Problem requirements:
Convert the stretch from the start of the records through the line containing "price-tag-11: 38,114.6 [790, 440, 924, 457]" into a numbered list, leaving out any blank lines.

Task input:
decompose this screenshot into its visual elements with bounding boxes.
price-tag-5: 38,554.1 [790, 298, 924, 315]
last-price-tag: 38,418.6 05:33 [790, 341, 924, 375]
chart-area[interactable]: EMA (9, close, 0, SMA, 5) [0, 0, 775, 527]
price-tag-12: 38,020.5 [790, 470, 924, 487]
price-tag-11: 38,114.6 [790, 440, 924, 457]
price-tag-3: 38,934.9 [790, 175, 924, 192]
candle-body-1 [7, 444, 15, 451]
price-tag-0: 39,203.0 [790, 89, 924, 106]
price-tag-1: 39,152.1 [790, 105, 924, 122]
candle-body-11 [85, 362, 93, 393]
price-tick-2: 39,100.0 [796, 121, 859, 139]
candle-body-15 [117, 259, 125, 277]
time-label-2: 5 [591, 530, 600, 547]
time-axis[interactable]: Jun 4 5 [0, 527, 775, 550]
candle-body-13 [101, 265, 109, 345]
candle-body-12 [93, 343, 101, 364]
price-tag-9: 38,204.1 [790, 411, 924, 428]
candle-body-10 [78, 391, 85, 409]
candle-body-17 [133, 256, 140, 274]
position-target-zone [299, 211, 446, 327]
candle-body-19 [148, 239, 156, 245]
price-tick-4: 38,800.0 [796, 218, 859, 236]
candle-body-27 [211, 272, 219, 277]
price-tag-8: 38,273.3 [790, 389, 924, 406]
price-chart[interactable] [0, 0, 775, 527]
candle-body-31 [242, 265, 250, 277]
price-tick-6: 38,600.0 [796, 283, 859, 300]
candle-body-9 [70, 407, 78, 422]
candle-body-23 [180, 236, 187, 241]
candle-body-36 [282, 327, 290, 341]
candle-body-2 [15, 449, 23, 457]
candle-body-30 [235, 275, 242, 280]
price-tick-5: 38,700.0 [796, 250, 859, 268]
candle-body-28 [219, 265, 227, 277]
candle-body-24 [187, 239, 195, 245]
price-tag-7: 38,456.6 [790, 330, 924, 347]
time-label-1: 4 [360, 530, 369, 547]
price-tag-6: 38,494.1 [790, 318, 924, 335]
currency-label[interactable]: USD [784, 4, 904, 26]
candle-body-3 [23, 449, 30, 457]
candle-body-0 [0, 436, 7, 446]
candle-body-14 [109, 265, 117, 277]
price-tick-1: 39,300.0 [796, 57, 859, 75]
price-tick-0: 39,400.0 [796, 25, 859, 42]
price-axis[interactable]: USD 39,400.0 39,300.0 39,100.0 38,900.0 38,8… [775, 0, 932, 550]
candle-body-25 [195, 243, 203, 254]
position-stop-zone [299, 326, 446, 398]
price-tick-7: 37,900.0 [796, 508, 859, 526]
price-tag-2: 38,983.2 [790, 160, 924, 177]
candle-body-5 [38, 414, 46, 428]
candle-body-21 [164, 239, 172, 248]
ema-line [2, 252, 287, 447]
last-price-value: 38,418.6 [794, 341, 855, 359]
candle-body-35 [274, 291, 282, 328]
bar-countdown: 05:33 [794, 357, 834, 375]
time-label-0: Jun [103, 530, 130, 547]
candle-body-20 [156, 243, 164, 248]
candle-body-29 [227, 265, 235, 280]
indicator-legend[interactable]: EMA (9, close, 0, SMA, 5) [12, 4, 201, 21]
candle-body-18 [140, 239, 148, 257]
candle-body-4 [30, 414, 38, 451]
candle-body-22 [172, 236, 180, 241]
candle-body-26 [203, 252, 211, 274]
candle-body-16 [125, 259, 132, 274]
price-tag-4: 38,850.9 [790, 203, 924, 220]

Output below:
1. decompose this screenshot into its visual elements with bounding boxes.
2. price-tag-5: 38,554.1 [790, 298, 924, 315]
3. last-price-tag: 38,418.6 05:33 [790, 341, 924, 375]
4. chart-area[interactable]: EMA (9, close, 0, SMA, 5) [0, 0, 775, 527]
5. price-tag-12: 38,020.5 [790, 470, 924, 487]
6. price-tag-11: 38,114.6 [790, 440, 924, 457]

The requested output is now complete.